──────── RECORDS FOR THE EXERCISE ────────
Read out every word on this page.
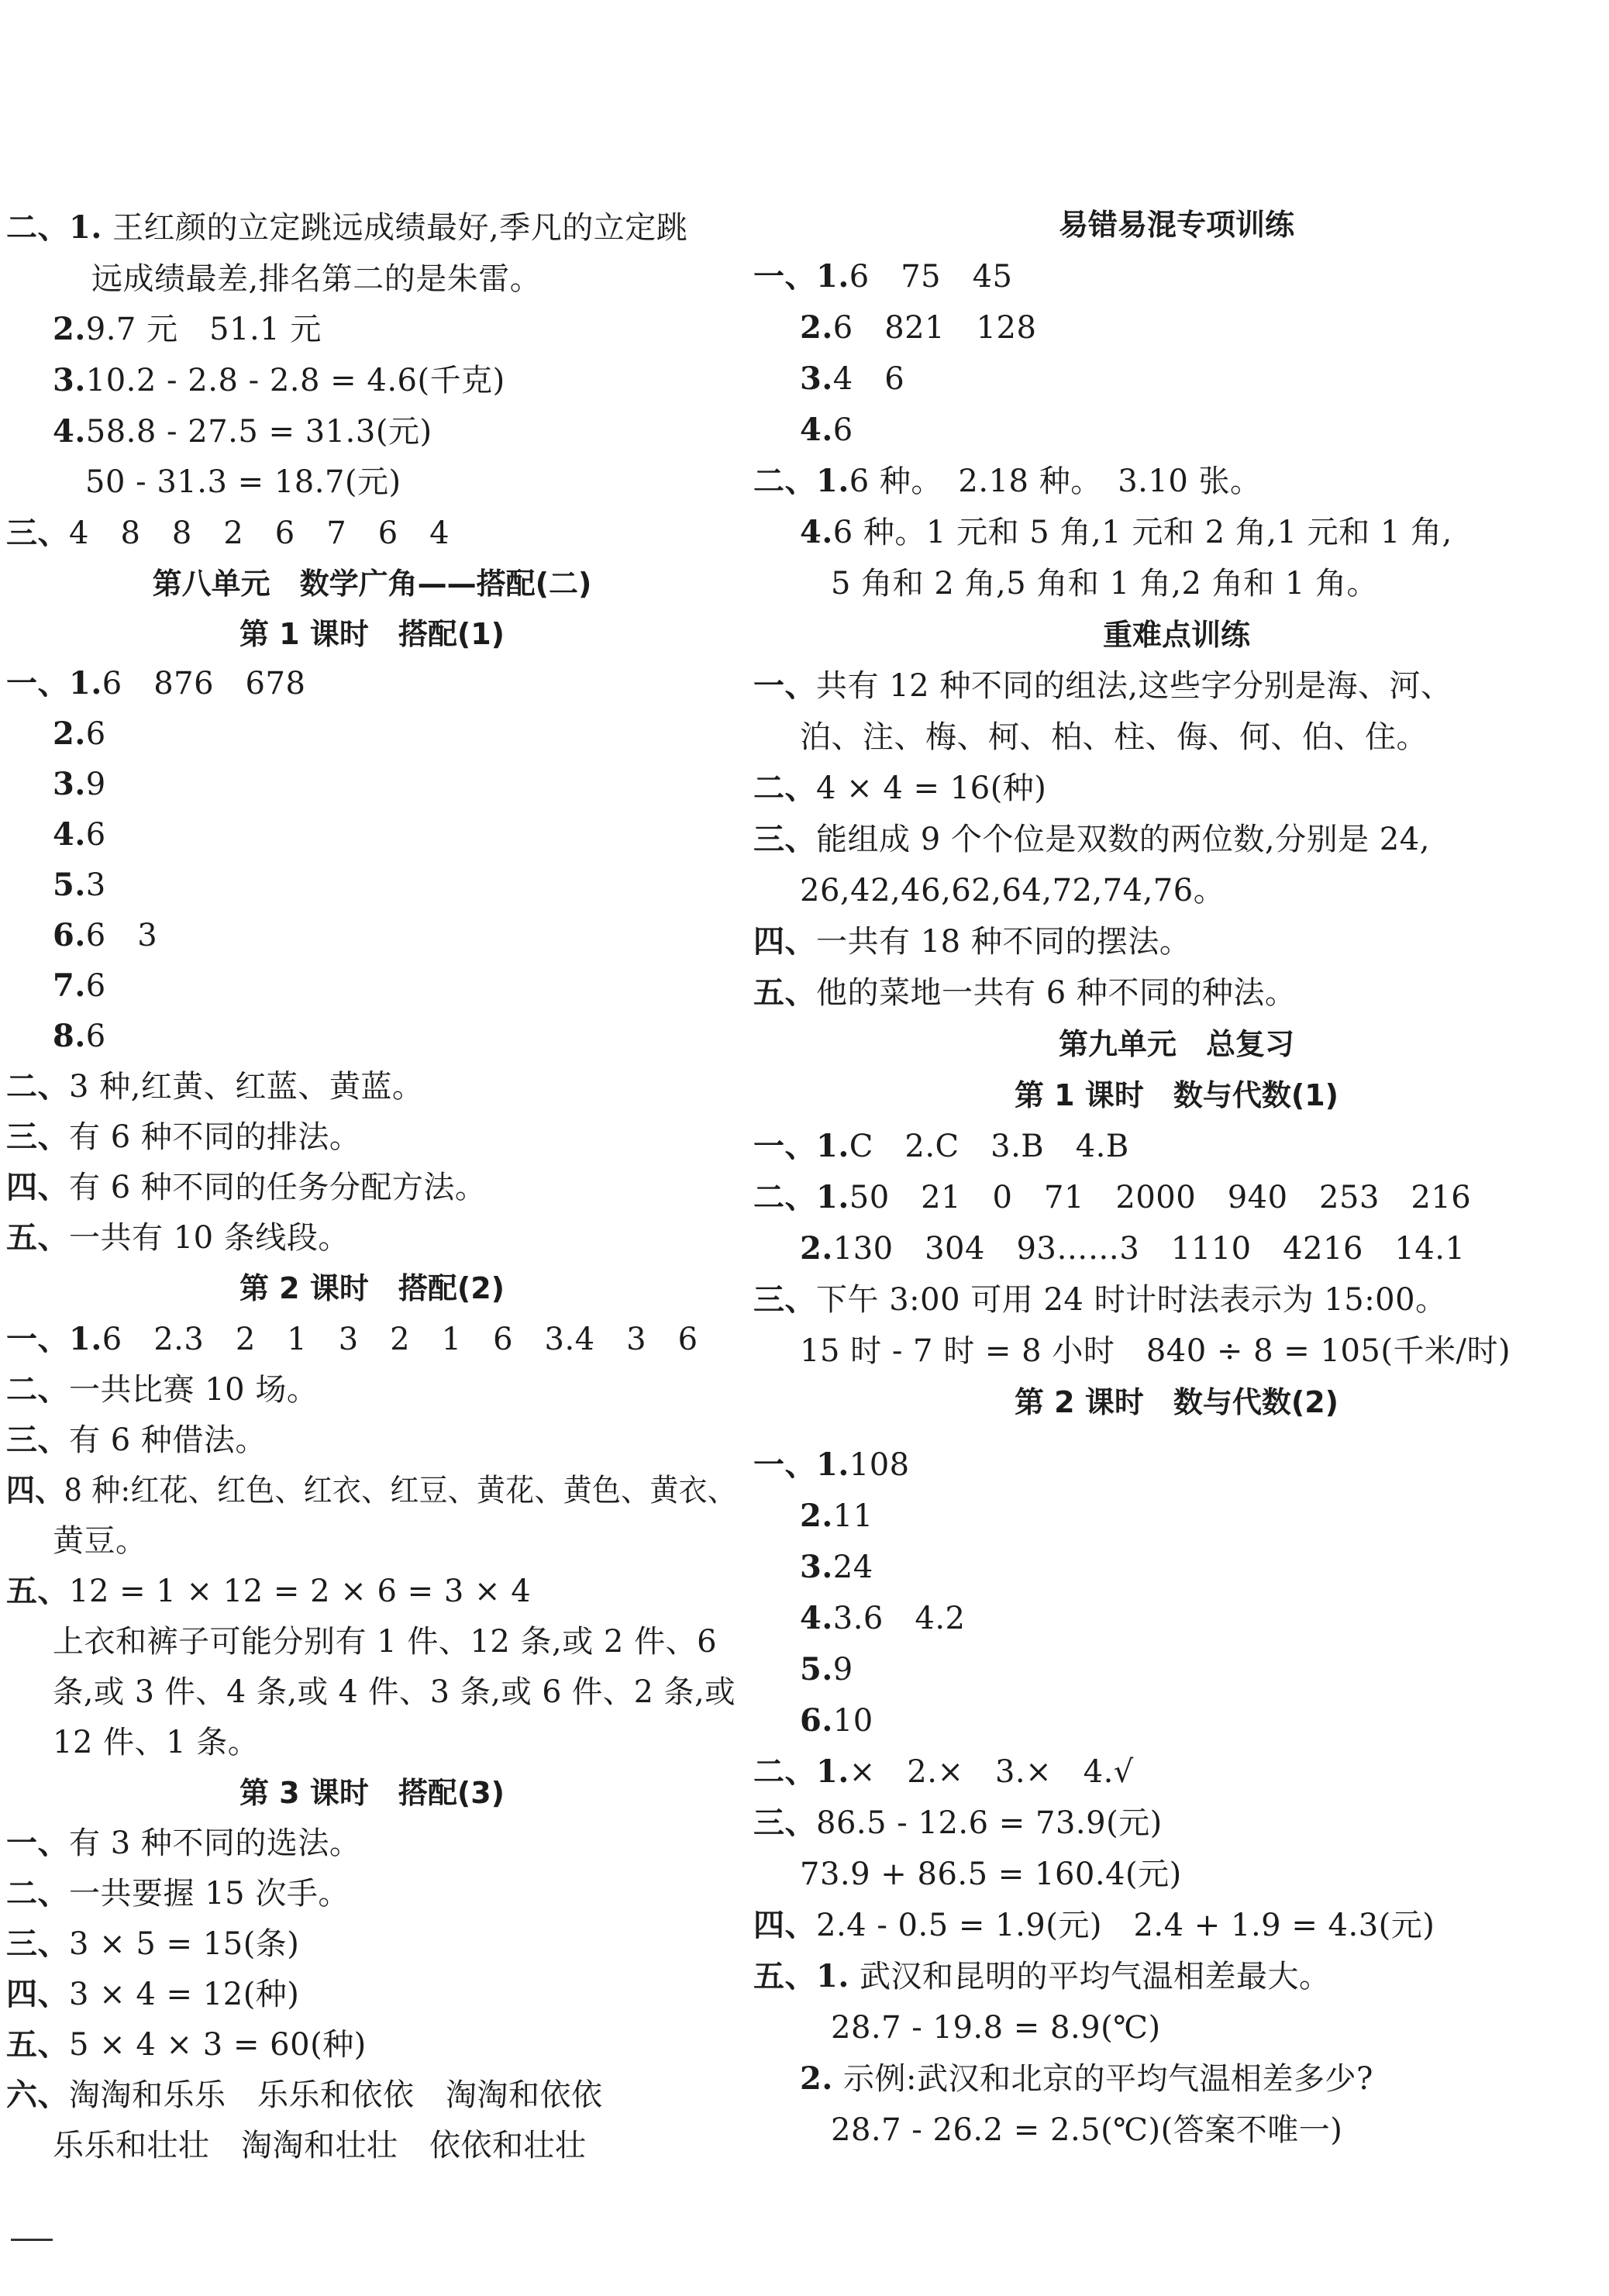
二、1. 王红颜的立定跳远成绩最好,季凡的立定跳
远成绩最差,排名第二的是朱雷。
2.9.7 元　51.1 元
3.10.2 - 2.8 - 2.8 = 4.6(千克)
4.58.8 - 27.5 = 31.3(元)
50 - 31.3 = 18.7(元)
三、4　8　8　2　6　7　6　4
第八单元　数学广角——搭配(二)
第 1 课时　搭配(1)
一、1.6　876　678
2.6
3.9
4.6
5.3
6.6　3
7.6
8.6
二、3 种,红黄、红蓝、黄蓝。
三、有 6 种不同的排法。
四、有 6 种不同的任务分配方法。
五、一共有 10 条线段。
第 2 课时　搭配(2)
一、1.6　2.3　2　1　3　2　1　6　3.4　3　6
二、一共比赛 10 场。
三、有 6 种借法。
四、8 种:红花、红色、红衣、红豆、黄花、黄色、黄衣、
黄豆。
五、12 = 1 × 12 = 2 × 6 = 3 × 4
上衣和裤子可能分别有 1 件、12 条,或 2 件、6
条,或 3 件、4 条,或 4 件、3 条,或 6 件、2 条,或
12 件、1 条。
第 3 课时　搭配(3)
一、有 3 种不同的选法。
二、一共要握 15 次手。
三、3 × 5 = 15(条)
四、3 × 4 = 12(种)
五、5 × 4 × 3 = 60(种)
六、淘淘和乐乐　乐乐和依依　淘淘和依依
乐乐和壮壮　淘淘和壮壮　依依和壮壮
易错易混专项训练
一、1.6　75　45
2.6　821　128
3.4　6
4.6
二、1.6 种。　2.18 种。　3.10 张。
4.6 种。1 元和 5 角,1 元和 2 角,1 元和 1 角,
5 角和 2 角,5 角和 1 角,2 角和 1 角。
重难点训练
一、共有 12 种不同的组法,这些字分别是海、河、
泊、注、梅、柯、柏、柱、侮、何、伯、住。
二、4 × 4 = 16(种)
三、能组成 9 个个位是双数的两位数,分别是 24,
26,42,46,62,64,72,74,76。
四、一共有 18 种不同的摆法。
五、他的菜地一共有 6 种不同的种法。
第九单元　总复习
第 1 课时　数与代数(1)
一、1.C　2.C　3.B　4.B
二、1.50　21　0　71　2000　940　253　216
2.130　304　93……3　1110　4216　14.1
三、下午 3:00 可用 24 时计时法表示为 15:00。
15 时 - 7 时 = 8 小时　840 ÷ 8 = 105(千米/时)
第 2 课时　数与代数(2)
一、1.108
2.11
3.24
4.3.6　4.2
5.9
6.10
二、1.×　2.×　3.×　4.√
三、86.5 - 12.6 = 73.9(元)
73.9 + 86.5 = 160.4(元)
四、2.4 - 0.5 = 1.9(元)　2.4 + 1.9 = 4.3(元)
五、1. 武汉和昆明的平均气温相差最大。
28.7 - 19.8 = 8.9(℃)
2. 示例:武汉和北京的平均气温相差多少?
28.7 - 26.2 = 2.5(℃)(答案不唯一)
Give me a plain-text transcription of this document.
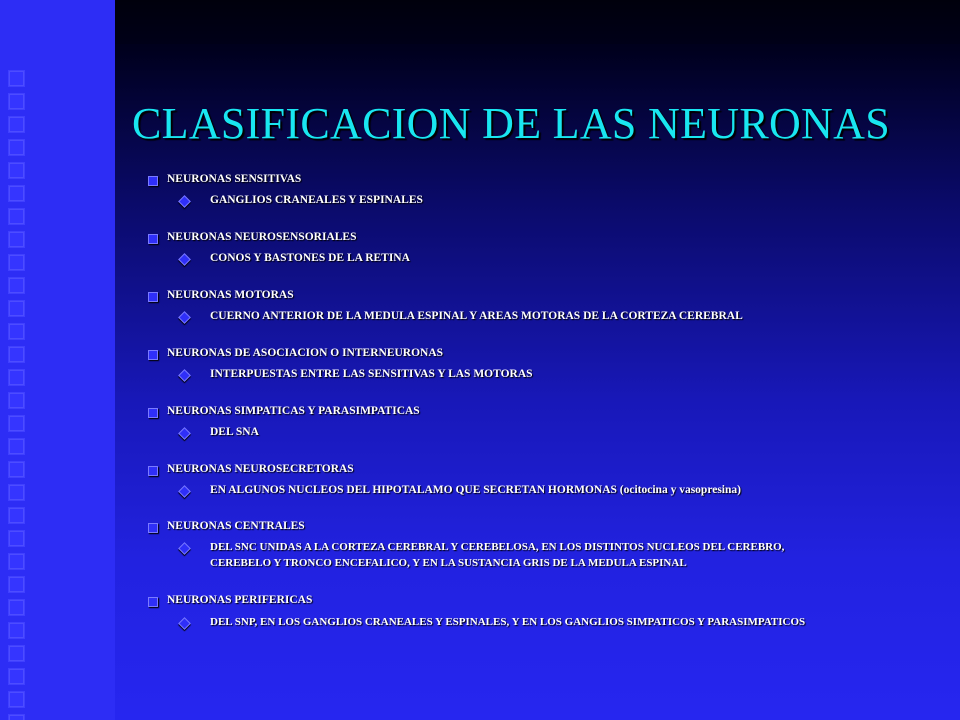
CLASIFICACION DE LAS NEURONAS
NEURONAS SENSITIVAS
GANGLIOS CRANEALES Y ESPINALES
NEURONAS NEUROSENSORIALES
CONOS Y BASTONES DE LA RETINA
NEURONAS MOTORAS
CUERNO ANTERIOR DE LA MEDULA ESPINAL Y AREAS MOTORAS DE LA CORTEZA CEREBRAL
NEURONAS DE ASOCIACION O INTERNEURONAS
INTERPUESTAS ENTRE LAS SENSITIVAS Y LAS MOTORAS
NEURONAS SIMPATICAS Y PARASIMPATICAS
DEL SNA
NEURONAS NEUROSECRETORAS
EN ALGUNOS NUCLEOS DEL HIPOTALAMO QUE SECRETAN HORMONAS (ocitocina y vasopresina)
NEURONAS CENTRALES
DEL SNC UNIDAS A LA CORTEZA CEREBRAL Y CEREBELOSA, EN LOS DISTINTOS NUCLEOS DEL CEREBRO,
CEREBELO Y TRONCO ENCEFALICO, Y EN LA SUSTANCIA GRIS DE LA MEDULA ESPINAL
NEURONAS PERIFERICAS
DEL SNP, EN LOS GANGLIOS CRANEALES Y ESPINALES, Y EN LOS GANGLIOS SIMPATICOS Y PARASIMPATICOS
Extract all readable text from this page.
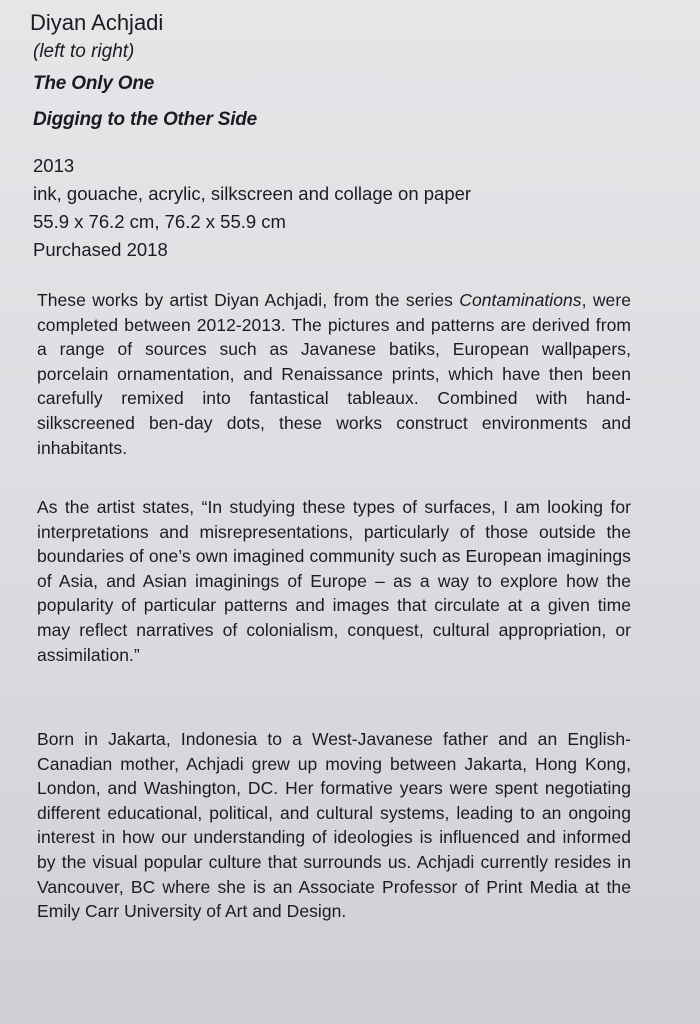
Diyan Achjadi

(left to right)

The Only One

Digging to the Other Side

2013

ink, gouache, acrylic, silkscreen and collage on paper

55.9 x 76.2 cm, 76.2 x 55.9 cm

Purchased 2018

These works by artist Diyan Achjadi, from the series Contaminations, were completed between 2012-2013. The pictures and patterns are derived from a range of sources such as Javanese batiks, European wallpapers, porcelain ornamentation, and Renaissance prints, which have then been carefully remixed into fantastical tableaux. Combined with hand-silkscreened ben-day dots, these works construct environments and inhabitants.

As the artist states, “In studying these types of surfaces, I am looking for interpretations and misrepresentations, particularly of those outside the boundaries of one’s own imagined community such as European imaginings of Asia, and Asian imaginings of Europe – as a way to explore how the popularity of particular patterns and images that circulate at a given time may reflect narratives of colonialism, conquest, cultural appropriation, or assimilation.”

Born in Jakarta, Indonesia to a West-Javanese father and an English-Canadian mother, Achjadi grew up moving between Jakarta, Hong Kong, London, and Washington, DC. Her formative years were spent negotiating different educational, political, and cultural systems, leading to an ongoing interest in how our understanding of ideologies is influenced and informed by the visual popular culture that surrounds us. Achjadi currently resides in Vancouver, BC where she is an Associate Professor of Print Media at the Emily Carr University of Art and Design.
────────
GIVEN INSTRUCTION:
Find every line that includes the string "MOTORAS". Report how many there are and nothing else.

ANSWER TO THE EXERCISE:
3